[WHAT TO PRODUCE]:
Copy each line of the material below that includes the string "been".

[MATERIAL]:
------------------------------------------------------------
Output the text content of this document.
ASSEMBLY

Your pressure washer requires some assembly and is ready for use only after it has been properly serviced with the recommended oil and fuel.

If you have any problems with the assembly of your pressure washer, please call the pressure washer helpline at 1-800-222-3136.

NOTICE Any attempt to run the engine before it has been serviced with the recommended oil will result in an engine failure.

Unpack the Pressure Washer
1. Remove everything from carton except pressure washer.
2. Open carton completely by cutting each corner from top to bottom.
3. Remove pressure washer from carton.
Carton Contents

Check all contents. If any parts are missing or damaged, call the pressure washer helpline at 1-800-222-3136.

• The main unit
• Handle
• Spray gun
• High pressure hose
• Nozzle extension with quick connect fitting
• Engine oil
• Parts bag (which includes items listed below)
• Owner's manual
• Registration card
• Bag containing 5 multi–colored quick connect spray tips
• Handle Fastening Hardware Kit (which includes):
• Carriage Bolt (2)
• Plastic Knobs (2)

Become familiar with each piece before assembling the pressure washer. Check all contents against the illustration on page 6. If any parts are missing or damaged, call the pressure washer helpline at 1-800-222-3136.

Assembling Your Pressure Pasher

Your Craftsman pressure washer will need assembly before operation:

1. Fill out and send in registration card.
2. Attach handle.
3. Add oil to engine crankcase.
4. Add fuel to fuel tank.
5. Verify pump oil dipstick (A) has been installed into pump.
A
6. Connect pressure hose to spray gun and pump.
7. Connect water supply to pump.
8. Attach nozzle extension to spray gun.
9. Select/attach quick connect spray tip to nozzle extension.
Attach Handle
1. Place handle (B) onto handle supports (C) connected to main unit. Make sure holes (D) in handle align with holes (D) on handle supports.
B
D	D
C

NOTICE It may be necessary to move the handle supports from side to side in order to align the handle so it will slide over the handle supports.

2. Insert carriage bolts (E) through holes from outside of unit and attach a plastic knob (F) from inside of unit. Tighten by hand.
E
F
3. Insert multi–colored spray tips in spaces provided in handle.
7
------------------------------------------------------------
[PROBLEM SOLUTION]:
Your pressure washer requires some assembly and is ready for use only after it has been properly serviced with the recommended oil and fuel.
NOTICE Any attempt to run the engine before it has been serviced with the recommended oil will result in an engine failure.
5. Verify pump oil dipstick (A) has been installed into pump.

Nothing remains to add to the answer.